Omit all images, then return the remaining material exactly as it stands.

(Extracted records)
------------------------------------------------

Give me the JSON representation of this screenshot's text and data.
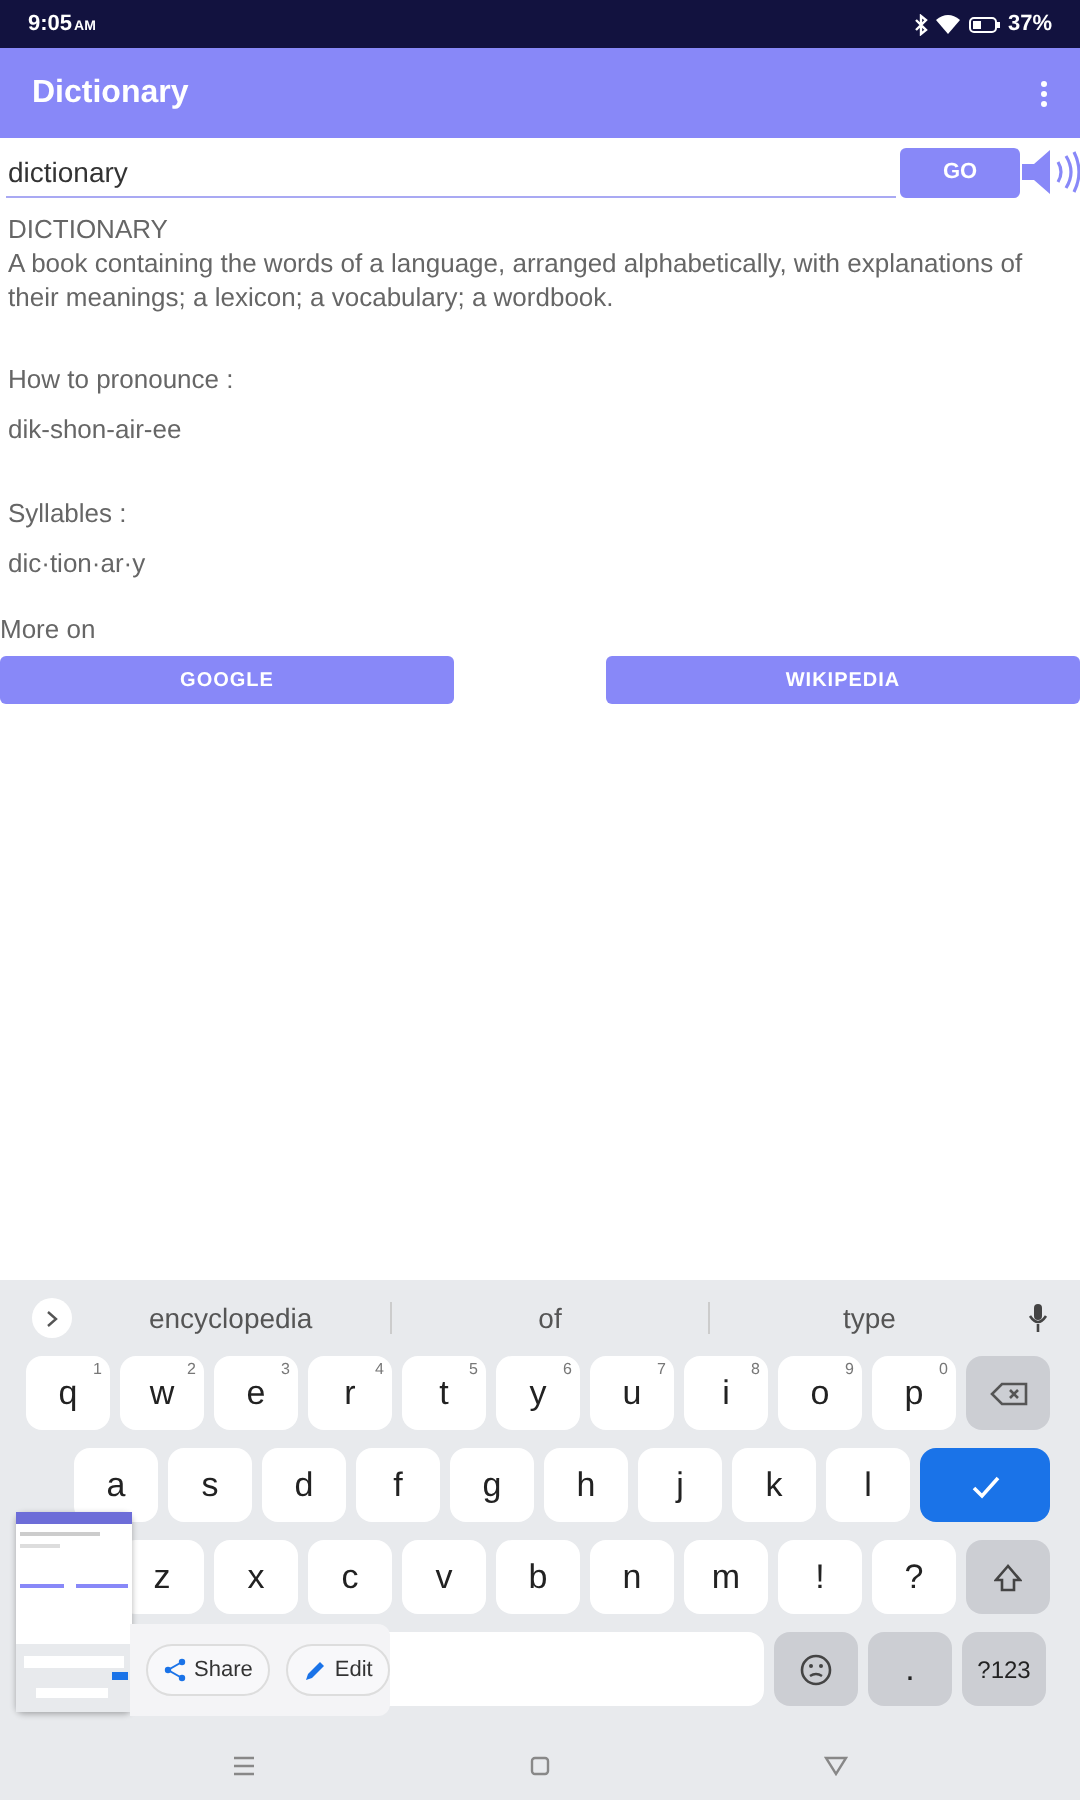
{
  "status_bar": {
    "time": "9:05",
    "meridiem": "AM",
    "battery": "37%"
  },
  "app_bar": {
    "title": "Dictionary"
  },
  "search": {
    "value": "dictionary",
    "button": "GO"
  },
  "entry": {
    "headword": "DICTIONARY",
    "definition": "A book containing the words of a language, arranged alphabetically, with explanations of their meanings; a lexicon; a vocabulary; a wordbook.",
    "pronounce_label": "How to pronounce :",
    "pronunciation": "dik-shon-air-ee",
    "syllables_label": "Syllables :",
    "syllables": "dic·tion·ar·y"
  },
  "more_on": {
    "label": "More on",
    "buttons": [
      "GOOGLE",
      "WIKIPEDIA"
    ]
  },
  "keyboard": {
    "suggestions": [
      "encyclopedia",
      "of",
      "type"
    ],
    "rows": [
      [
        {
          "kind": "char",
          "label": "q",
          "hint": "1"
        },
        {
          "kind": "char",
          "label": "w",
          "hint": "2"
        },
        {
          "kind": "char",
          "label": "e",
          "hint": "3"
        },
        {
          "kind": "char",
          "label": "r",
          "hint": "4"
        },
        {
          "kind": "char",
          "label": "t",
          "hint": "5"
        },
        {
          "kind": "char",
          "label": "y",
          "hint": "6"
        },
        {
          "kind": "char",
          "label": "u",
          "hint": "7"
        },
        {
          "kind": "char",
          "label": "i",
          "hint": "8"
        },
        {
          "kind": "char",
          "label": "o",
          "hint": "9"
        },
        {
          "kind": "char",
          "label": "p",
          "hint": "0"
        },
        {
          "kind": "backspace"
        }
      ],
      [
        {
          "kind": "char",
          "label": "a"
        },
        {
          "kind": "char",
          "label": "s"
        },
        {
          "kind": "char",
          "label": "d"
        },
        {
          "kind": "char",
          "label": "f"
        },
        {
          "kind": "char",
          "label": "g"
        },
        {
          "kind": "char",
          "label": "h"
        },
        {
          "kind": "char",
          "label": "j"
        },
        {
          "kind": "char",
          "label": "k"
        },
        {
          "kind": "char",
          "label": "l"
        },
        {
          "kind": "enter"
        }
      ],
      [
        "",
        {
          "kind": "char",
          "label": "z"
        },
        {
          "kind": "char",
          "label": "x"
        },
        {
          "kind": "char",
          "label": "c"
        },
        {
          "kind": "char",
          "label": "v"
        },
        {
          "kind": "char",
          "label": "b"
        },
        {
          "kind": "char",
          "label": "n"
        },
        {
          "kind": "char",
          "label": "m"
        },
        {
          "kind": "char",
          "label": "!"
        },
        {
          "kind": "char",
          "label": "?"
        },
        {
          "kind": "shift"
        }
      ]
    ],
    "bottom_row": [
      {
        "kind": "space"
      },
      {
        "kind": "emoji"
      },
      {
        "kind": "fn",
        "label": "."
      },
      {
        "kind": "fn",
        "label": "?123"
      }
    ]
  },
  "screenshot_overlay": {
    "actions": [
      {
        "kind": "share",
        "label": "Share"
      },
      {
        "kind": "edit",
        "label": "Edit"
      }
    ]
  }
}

------------------------------------------------

#### REPLY
Give me the JSON representation of this screenshot's text and data.
{
  "status_bar": {
    "time": "9:05",
    "meridiem": "AM",
    "battery": "37%"
  },
  "app_bar": {
    "title": "Dictionary"
  },
  "search": {
    "value": "dictionary",
    "button": "GO"
  },
  "entry": {
    "headword": "DICTIONARY",
    "definition": "A book containing the words of a language, arranged alphabetically, with explanations of their meanings; a lexicon; a vocabulary; a wordbook.",
    "pronounce_label": "How to pronounce :",
    "pronunciation": "dik-shon-air-ee",
    "syllables_label": "Syllables :",
    "syllables": "dic·tion·ar·y"
  },
  "more_on": {
    "label": "More on",
    "buttons": [
      "GOOGLE",
      "WIKIPEDIA"
    ]
  },
  "keyboard": {
    "suggestions": [
      "encyclopedia",
      "of",
      "type"
    ],
    "rows": [
      [
        {
          "kind": "char",
          "label": "q",
          "hint": "1"
        },
        {
          "kind": "char",
          "label": "w",
          "hint": "2"
        },
        {
          "kind": "char",
          "label": "e",
          "hint": "3"
        },
        {
          "kind": "char",
          "label": "r",
          "hint": "4"
        },
        {
          "kind": "char",
          "label": "t",
          "hint": "5"
        },
        {
          "kind": "char",
          "label": "y",
          "hint": "6"
        },
        {
          "kind": "char",
          "label": "u",
          "hint": "7"
        },
        {
          "kind": "char",
          "label": "i",
          "hint": "8"
        },
        {
          "kind": "char",
          "label": "o",
          "hint": "9"
        },
        {
          "kind": "char",
          "label": "p",
          "hint": "0"
        },
        {
          "kind": "backspace"
        }
      ],
      [
        {
          "kind": "char",
          "label": "a"
        },
        {
          "kind": "char",
          "label": "s"
        },
        {
          "kind": "char",
          "label": "d"
        },
        {
          "kind": "char",
          "label": "f"
        },
        {
          "kind": "char",
          "label": "g"
        },
        {
          "kind": "char",
          "label": "h"
        },
        {
          "kind": "char",
          "label": "j"
        },
        {
          "kind": "char",
          "label": "k"
        },
        {
          "kind": "char",
          "label": "l"
        },
        {
          "kind": "enter"
        }
      ],
      [
        "",
        {
          "kind": "char",
          "label": "z"
        },
        {
          "kind": "char",
          "label": "x"
        },
        {
          "kind": "char",
          "label": "c"
        },
        {
          "kind": "char",
          "label": "v"
        },
        {
          "kind": "char",
          "label": "b"
        },
        {
          "kind": "char",
          "label": "n"
        },
        {
          "kind": "char",
          "label": "m"
        },
        {
          "kind": "char",
          "label": "!"
        },
        {
          "kind": "char",
          "label": "?"
        },
        {
          "kind": "shift"
        }
      ]
    ],
    "bottom_row": [
      {
        "kind": "space"
      },
      {
        "kind": "emoji"
      },
      {
        "kind": "fn",
        "label": "."
      },
      {
        "kind": "fn",
        "label": "?123"
      }
    ]
  },
  "screenshot_overlay": {
    "actions": [
      {
        "kind": "share",
        "label": "Share"
      },
      {
        "kind": "edit",
        "label": "Edit"
      }
    ]
  }
}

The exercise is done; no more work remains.